*WORK REQUIRED*: Copy the data below exactly, omitting any picture it contains.
# START OF RECORDS TO PROCESS
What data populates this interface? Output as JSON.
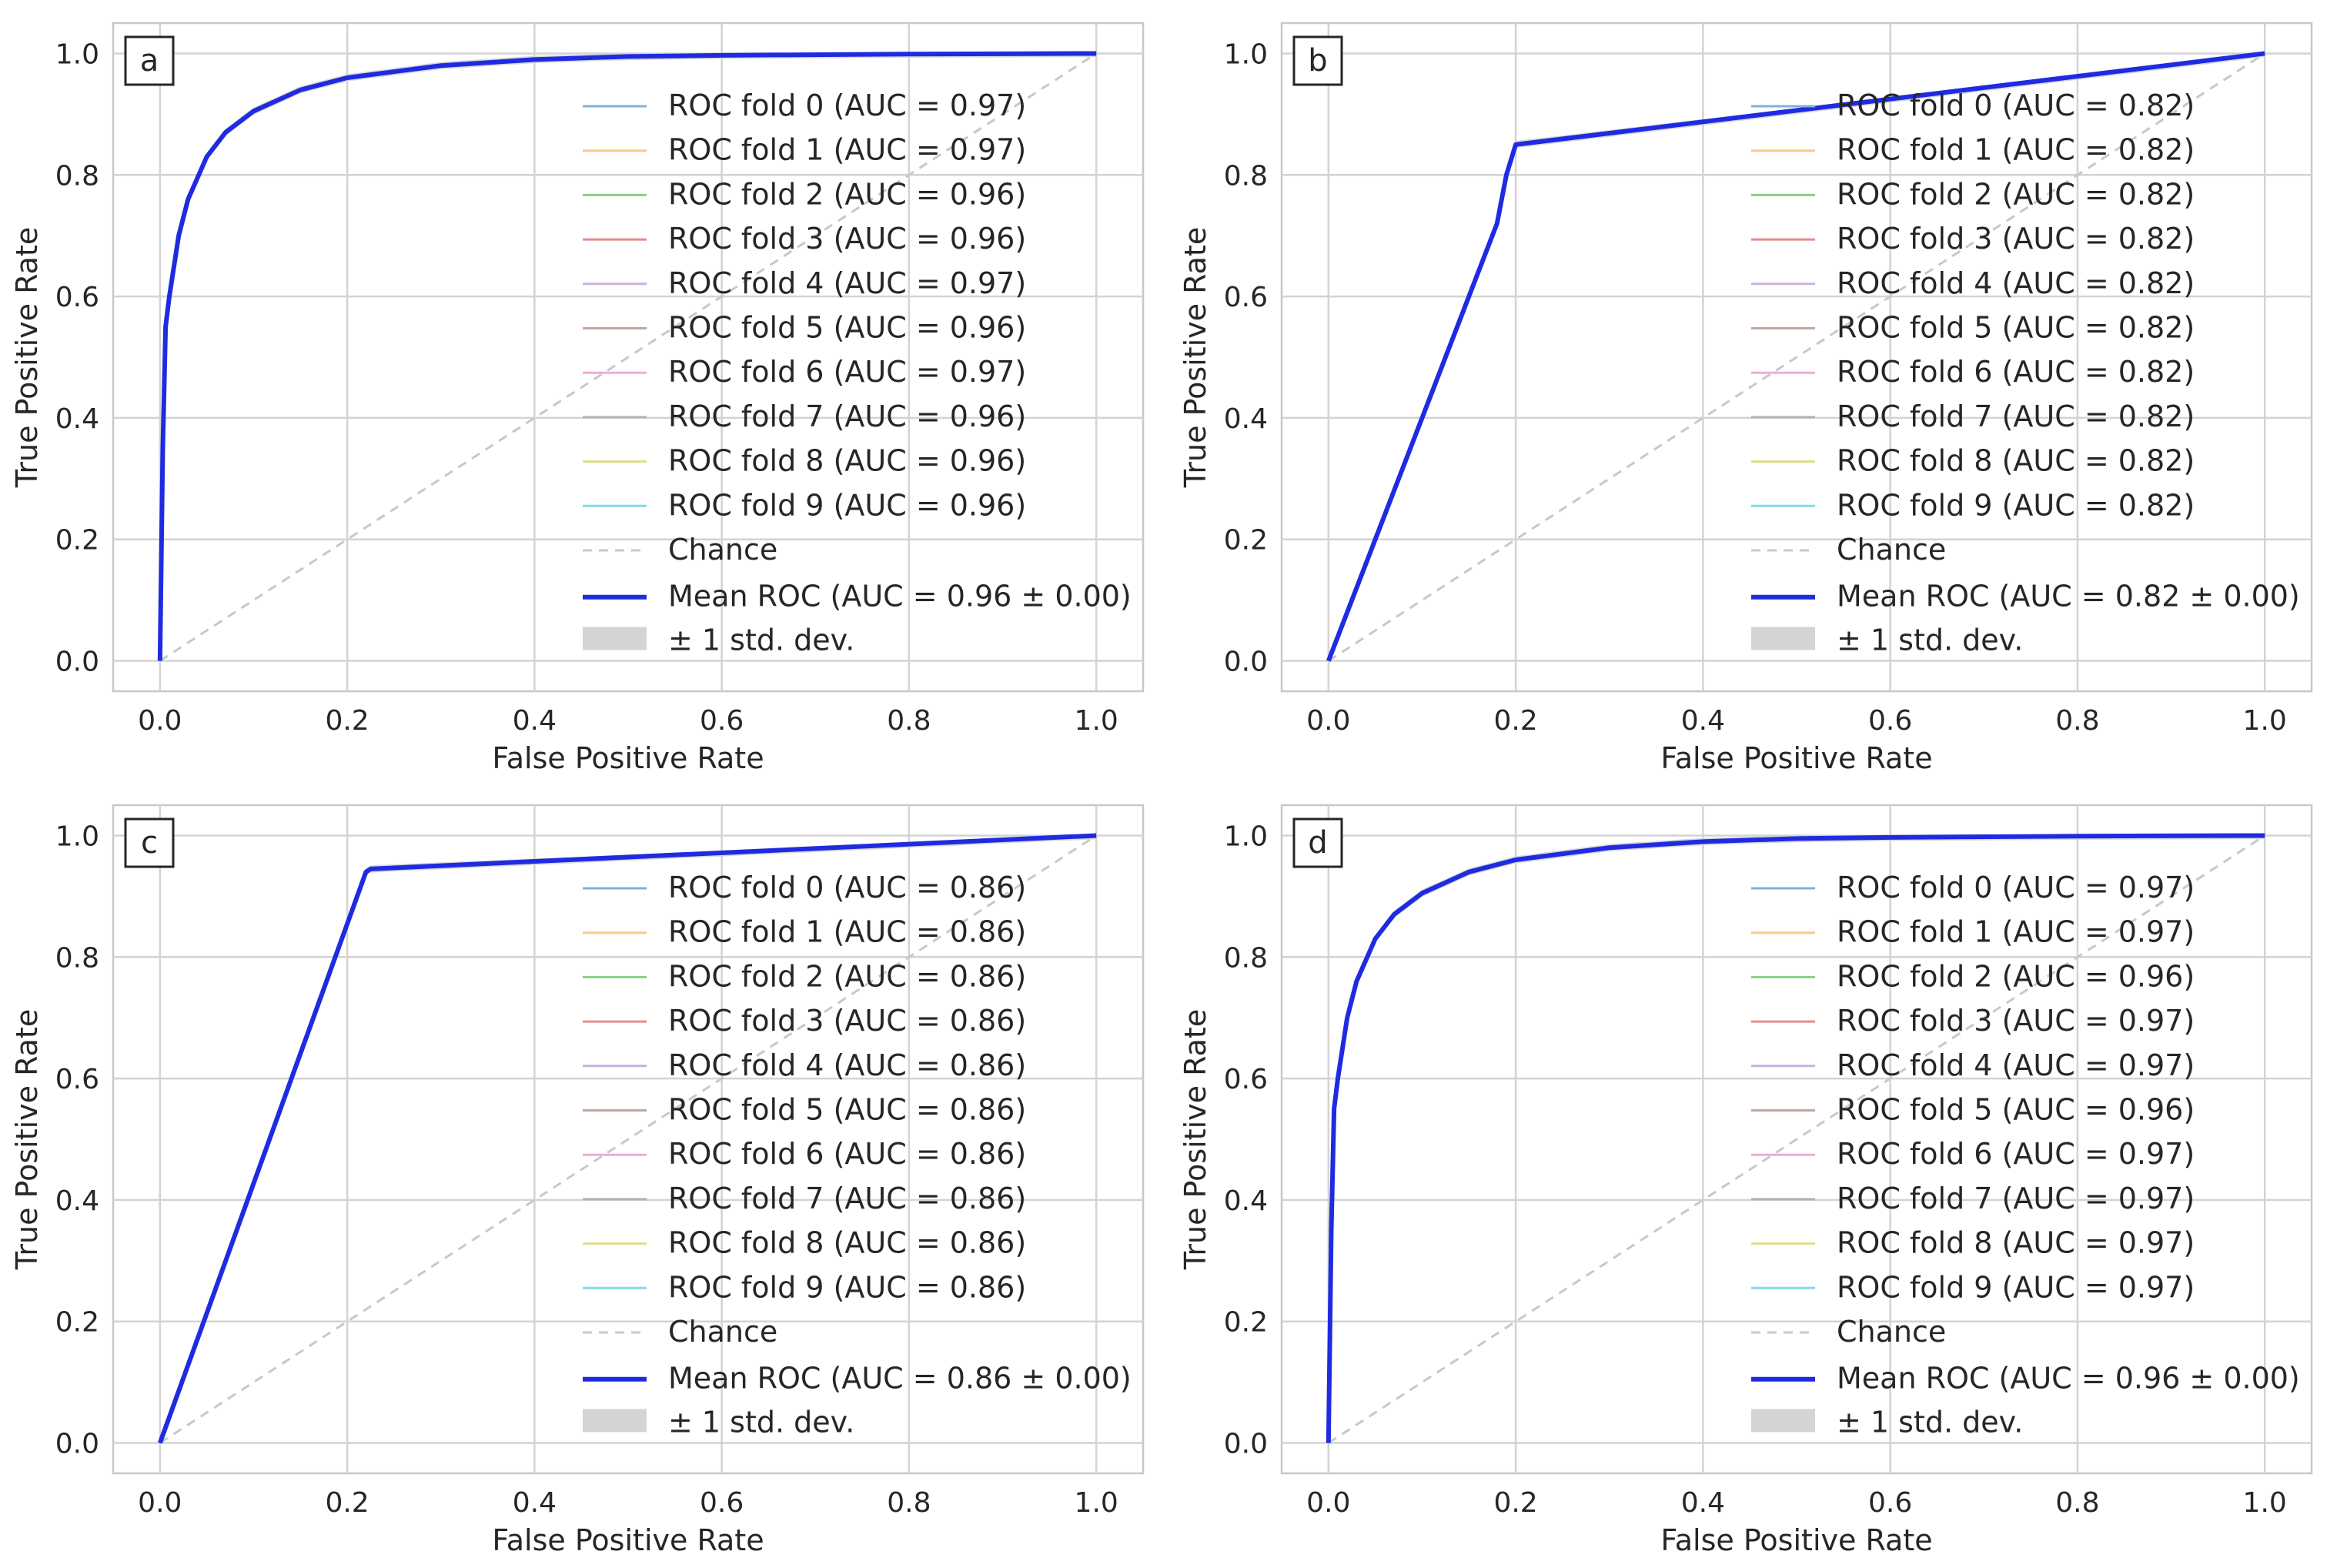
{
  "colors": {
    "fold_colors": [
      "#7fb1d9",
      "#fbc987",
      "#87cf87",
      "#e88b8b",
      "#c9b1e0",
      "#c7a59f",
      "#f0aadc",
      "#b3b3b3",
      "#dede8a",
      "#7fdce6"
    ],
    "mean": "#1f2be0",
    "chance": "#c8c8c8",
    "band": "#d4d4d4",
    "grid": "#d3d3d3",
    "frame": "#c8c8c8"
  },
  "chart_data": [
    {
      "type": "line",
      "panel_label": "a",
      "xlabel": "False Positive Rate",
      "ylabel": "True Positive Rate",
      "xlim": [
        -0.05,
        1.05
      ],
      "ylim": [
        -0.05,
        1.05
      ],
      "xticks": [
        "0.0",
        "0.2",
        "0.4",
        "0.6",
        "0.8",
        "1.0"
      ],
      "yticks": [
        "0.0",
        "0.2",
        "0.4",
        "0.6",
        "0.8",
        "1.0"
      ],
      "grid": true,
      "legend_position": "right",
      "fold_labels": [
        "ROC fold 0 (AUC = 0.97)",
        "ROC fold 1 (AUC = 0.97)",
        "ROC fold 2 (AUC = 0.96)",
        "ROC fold 3 (AUC = 0.96)",
        "ROC fold 4 (AUC = 0.97)",
        "ROC fold 5 (AUC = 0.96)",
        "ROC fold 6 (AUC = 0.97)",
        "ROC fold 7 (AUC = 0.96)",
        "ROC fold 8 (AUC = 0.96)",
        "ROC fold 9 (AUC = 0.96)"
      ],
      "chance_label": "Chance",
      "mean_label": "Mean ROC (AUC = 0.96 ± 0.00)",
      "band_label": "± 1 std. dev.",
      "mean_curve": {
        "x": [
          0,
          0.003,
          0.006,
          0.01,
          0.02,
          0.03,
          0.05,
          0.07,
          0.1,
          0.15,
          0.2,
          0.3,
          0.4,
          0.5,
          0.6,
          0.8,
          1.0
        ],
        "y": [
          0,
          0.35,
          0.55,
          0.6,
          0.7,
          0.76,
          0.83,
          0.87,
          0.905,
          0.94,
          0.96,
          0.98,
          0.99,
          0.995,
          0.997,
          0.999,
          1.0
        ]
      }
    },
    {
      "type": "line",
      "panel_label": "b",
      "xlabel": "False Positive Rate",
      "ylabel": "True Positive Rate",
      "xlim": [
        -0.05,
        1.05
      ],
      "ylim": [
        -0.05,
        1.05
      ],
      "xticks": [
        "0.0",
        "0.2",
        "0.4",
        "0.6",
        "0.8",
        "1.0"
      ],
      "yticks": [
        "0.0",
        "0.2",
        "0.4",
        "0.6",
        "0.8",
        "1.0"
      ],
      "grid": true,
      "legend_position": "right",
      "fold_labels": [
        "ROC fold 0 (AUC = 0.82)",
        "ROC fold 1 (AUC = 0.82)",
        "ROC fold 2 (AUC = 0.82)",
        "ROC fold 3 (AUC = 0.82)",
        "ROC fold 4 (AUC = 0.82)",
        "ROC fold 5 (AUC = 0.82)",
        "ROC fold 6 (AUC = 0.82)",
        "ROC fold 7 (AUC = 0.82)",
        "ROC fold 8 (AUC = 0.82)",
        "ROC fold 9 (AUC = 0.82)"
      ],
      "chance_label": "Chance",
      "mean_label": "Mean ROC (AUC = 0.82 ± 0.00)",
      "band_label": "± 1 std. dev.",
      "mean_curve": {
        "x": [
          0,
          0.17,
          0.18,
          0.19,
          0.2,
          1.0
        ],
        "y": [
          0,
          0.68,
          0.72,
          0.8,
          0.85,
          1.0
        ]
      }
    },
    {
      "type": "line",
      "panel_label": "c",
      "xlabel": "False Positive Rate",
      "ylabel": "True Positive Rate",
      "xlim": [
        -0.05,
        1.05
      ],
      "ylim": [
        -0.05,
        1.05
      ],
      "xticks": [
        "0.0",
        "0.2",
        "0.4",
        "0.6",
        "0.8",
        "1.0"
      ],
      "yticks": [
        "0.0",
        "0.2",
        "0.4",
        "0.6",
        "0.8",
        "1.0"
      ],
      "grid": true,
      "legend_position": "right",
      "fold_labels": [
        "ROC fold 0 (AUC = 0.86)",
        "ROC fold 1 (AUC = 0.86)",
        "ROC fold 2 (AUC = 0.86)",
        "ROC fold 3 (AUC = 0.86)",
        "ROC fold 4 (AUC = 0.86)",
        "ROC fold 5 (AUC = 0.86)",
        "ROC fold 6 (AUC = 0.86)",
        "ROC fold 7 (AUC = 0.86)",
        "ROC fold 8 (AUC = 0.86)",
        "ROC fold 9 (AUC = 0.86)"
      ],
      "chance_label": "Chance",
      "mean_label": "Mean ROC (AUC = 0.86 ± 0.00)",
      "band_label": "± 1 std. dev.",
      "mean_curve": {
        "x": [
          0,
          0.22,
          0.225,
          1.0
        ],
        "y": [
          0,
          0.94,
          0.945,
          1.0
        ]
      }
    },
    {
      "type": "line",
      "panel_label": "d",
      "xlabel": "False Positive Rate",
      "ylabel": "True Positive Rate",
      "xlim": [
        -0.05,
        1.05
      ],
      "ylim": [
        -0.05,
        1.05
      ],
      "xticks": [
        "0.0",
        "0.2",
        "0.4",
        "0.6",
        "0.8",
        "1.0"
      ],
      "yticks": [
        "0.0",
        "0.2",
        "0.4",
        "0.6",
        "0.8",
        "1.0"
      ],
      "grid": true,
      "legend_position": "right",
      "fold_labels": [
        "ROC fold 0 (AUC = 0.97)",
        "ROC fold 1 (AUC = 0.97)",
        "ROC fold 2 (AUC = 0.96)",
        "ROC fold 3 (AUC = 0.97)",
        "ROC fold 4 (AUC = 0.97)",
        "ROC fold 5 (AUC = 0.96)",
        "ROC fold 6 (AUC = 0.97)",
        "ROC fold 7 (AUC = 0.97)",
        "ROC fold 8 (AUC = 0.97)",
        "ROC fold 9 (AUC = 0.97)"
      ],
      "chance_label": "Chance",
      "mean_label": "Mean ROC (AUC = 0.96 ± 0.00)",
      "band_label": "± 1 std. dev.",
      "mean_curve": {
        "x": [
          0,
          0.003,
          0.006,
          0.01,
          0.02,
          0.03,
          0.05,
          0.07,
          0.1,
          0.15,
          0.2,
          0.3,
          0.4,
          0.5,
          0.6,
          0.8,
          1.0
        ],
        "y": [
          0,
          0.35,
          0.55,
          0.6,
          0.7,
          0.76,
          0.83,
          0.87,
          0.905,
          0.94,
          0.96,
          0.98,
          0.99,
          0.995,
          0.997,
          0.999,
          1.0
        ]
      }
    }
  ]
}
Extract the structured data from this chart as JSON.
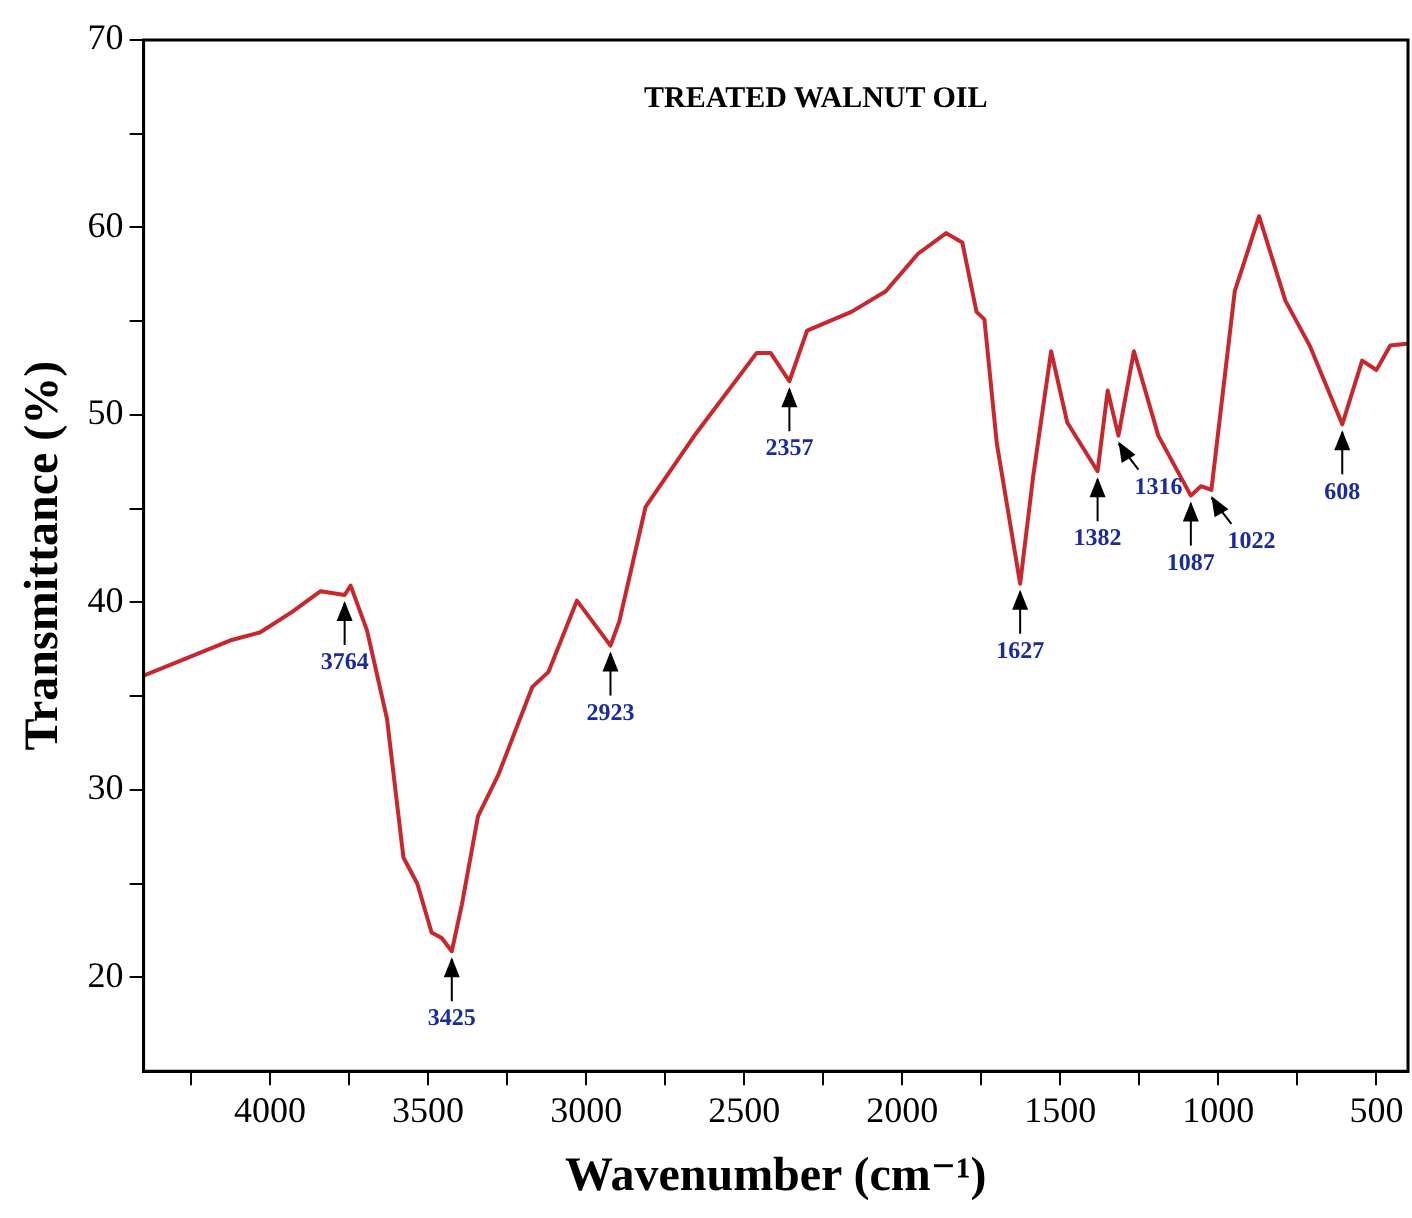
# END OF RECORDS TO PROCESS
*OUTPUT OF THE TASK*:
What data populates this interface? Output as JSON.
{
  "colors": {
    "fold_colors": [
      "#7fb1d9",
      "#fbc987",
      "#87cf87",
      "#e88b8b",
      "#c9b1e0",
      "#c7a59f",
      "#f0aadc",
      "#b3b3b3",
      "#dede8a",
      "#7fdce6"
    ],
    "mean": "#1f2be0",
    "chance": "#c8c8c8",
    "band": "#d4d4d4",
    "grid": "#d3d3d3",
    "frame": "#c8c8c8"
  },
  "chart_data": [
    {
      "type": "line",
      "panel_label": "a",
      "xlabel": "False Positive Rate",
      "ylabel": "True Positive Rate",
      "xlim": [
        -0.05,
        1.05
      ],
      "ylim": [
        -0.05,
        1.05
      ],
      "xticks": [
        "0.0",
        "0.2",
        "0.4",
        "0.6",
        "0.8",
        "1.0"
      ],
      "yticks": [
        "0.0",
        "0.2",
        "0.4",
        "0.6",
        "0.8",
        "1.0"
      ],
      "grid": true,
      "legend_position": "right",
      "fold_labels": [
        "ROC fold 0 (AUC = 0.97)",
        "ROC fold 1 (AUC = 0.97)",
        "ROC fold 2 (AUC = 0.96)",
        "ROC fold 3 (AUC = 0.96)",
        "ROC fold 4 (AUC = 0.97)",
        "ROC fold 5 (AUC = 0.96)",
        "ROC fold 6 (AUC = 0.97)",
        "ROC fold 7 (AUC = 0.96)",
        "ROC fold 8 (AUC = 0.96)",
        "ROC fold 9 (AUC = 0.96)"
      ],
      "chance_label": "Chance",
      "mean_label": "Mean ROC (AUC = 0.96 ± 0.00)",
      "band_label": "± 1 std. dev.",
      "mean_curve": {
        "x": [
          0,
          0.003,
          0.006,
          0.01,
          0.02,
          0.03,
          0.05,
          0.07,
          0.1,
          0.15,
          0.2,
          0.3,
          0.4,
          0.5,
          0.6,
          0.8,
          1.0
        ],
        "y": [
          0,
          0.35,
          0.55,
          0.6,
          0.7,
          0.76,
          0.83,
          0.87,
          0.905,
          0.94,
          0.96,
          0.98,
          0.99,
          0.995,
          0.997,
          0.999,
          1.0
        ]
      }
    },
    {
      "type": "line",
      "panel_label": "b",
      "xlabel": "False Positive Rate",
      "ylabel": "True Positive Rate",
      "xlim": [
        -0.05,
        1.05
      ],
      "ylim": [
        -0.05,
        1.05
      ],
      "xticks": [
        "0.0",
        "0.2",
        "0.4",
        "0.6",
        "0.8",
        "1.0"
      ],
      "yticks": [
        "0.0",
        "0.2",
        "0.4",
        "0.6",
        "0.8",
        "1.0"
      ],
      "grid": true,
      "legend_position": "right",
      "fold_labels": [
        "ROC fold 0 (AUC = 0.82)",
        "ROC fold 1 (AUC = 0.82)",
        "ROC fold 2 (AUC = 0.82)",
        "ROC fold 3 (AUC = 0.82)",
        "ROC fold 4 (AUC = 0.82)",
        "ROC fold 5 (AUC = 0.82)",
        "ROC fold 6 (AUC = 0.82)",
        "ROC fold 7 (AUC = 0.82)",
        "ROC fold 8 (AUC = 0.82)",
        "ROC fold 9 (AUC = 0.82)"
      ],
      "chance_label": "Chance",
      "mean_label": "Mean ROC (AUC = 0.82 ± 0.00)",
      "band_label": "± 1 std. dev.",
      "mean_curve": {
        "x": [
          0,
          0.17,
          0.18,
          0.19,
          0.2,
          1.0
        ],
        "y": [
          0,
          0.68,
          0.72,
          0.8,
          0.85,
          1.0
        ]
      }
    },
    {
      "type": "line",
      "panel_label": "c",
      "xlabel": "False Positive Rate",
      "ylabel": "True Positive Rate",
      "xlim": [
        -0.05,
        1.05
      ],
      "ylim": [
        -0.05,
        1.05
      ],
      "xticks": [
        "0.0",
        "0.2",
        "0.4",
        "0.6",
        "0.8",
        "1.0"
      ],
      "yticks": [
        "0.0",
        "0.2",
        "0.4",
        "0.6",
        "0.8",
        "1.0"
      ],
      "grid": true,
      "legend_position": "right",
      "fold_labels": [
        "ROC fold 0 (AUC = 0.86)",
        "ROC fold 1 (AUC = 0.86)",
        "ROC fold 2 (AUC = 0.86)",
        "ROC fold 3 (AUC = 0.86)",
        "ROC fold 4 (AUC = 0.86)",
        "ROC fold 5 (AUC = 0.86)",
        "ROC fold 6 (AUC = 0.86)",
        "ROC fold 7 (AUC = 0.86)",
        "ROC fold 8 (AUC = 0.86)",
        "ROC fold 9 (AUC = 0.86)"
      ],
      "chance_label": "Chance",
      "mean_label": "Mean ROC (AUC = 0.86 ± 0.00)",
      "band_label": "± 1 std. dev.",
      "mean_curve": {
        "x": [
          0,
          0.22,
          0.225,
          1.0
        ],
        "y": [
          0,
          0.94,
          0.945,
          1.0
        ]
      }
    },
    {
      "type": "line",
      "panel_label": "d",
      "xlabel": "False Positive Rate",
      "ylabel": "True Positive Rate",
      "xlim": [
        -0.05,
        1.05
      ],
      "ylim": [
        -0.05,
        1.05
      ],
      "xticks": [
        "0.0",
        "0.2",
        "0.4",
        "0.6",
        "0.8",
        "1.0"
      ],
      "yticks": [
        "0.0",
        "0.2",
        "0.4",
        "0.6",
        "0.8",
        "1.0"
      ],
      "grid": true,
      "legend_position": "right",
      "fold_labels": [
        "ROC fold 0 (AUC = 0.97)",
        "ROC fold 1 (AUC = 0.97)",
        "ROC fold 2 (AUC = 0.96)",
        "ROC fold 3 (AUC = 0.97)",
        "ROC fold 4 (AUC = 0.97)",
        "ROC fold 5 (AUC = 0.96)",
        "ROC fold 6 (AUC = 0.97)",
        "ROC fold 7 (AUC = 0.97)",
        "ROC fold 8 (AUC = 0.97)",
        "ROC fold 9 (AUC = 0.97)"
      ],
      "chance_label": "Chance",
      "mean_label": "Mean ROC (AUC = 0.96 ± 0.00)",
      "band_label": "± 1 std. dev.",
      "mean_curve": {
        "x": [
          0,
          0.003,
          0.006,
          0.01,
          0.02,
          0.03,
          0.05,
          0.07,
          0.1,
          0.15,
          0.2,
          0.3,
          0.4,
          0.5,
          0.6,
          0.8,
          1.0
        ],
        "y": [
          0,
          0.35,
          0.55,
          0.6,
          0.7,
          0.76,
          0.83,
          0.87,
          0.905,
          0.94,
          0.96,
          0.98,
          0.99,
          0.995,
          0.997,
          0.999,
          1.0
        ]
      }
    }
  ]
}
Extract the structured data from this chart as JSON.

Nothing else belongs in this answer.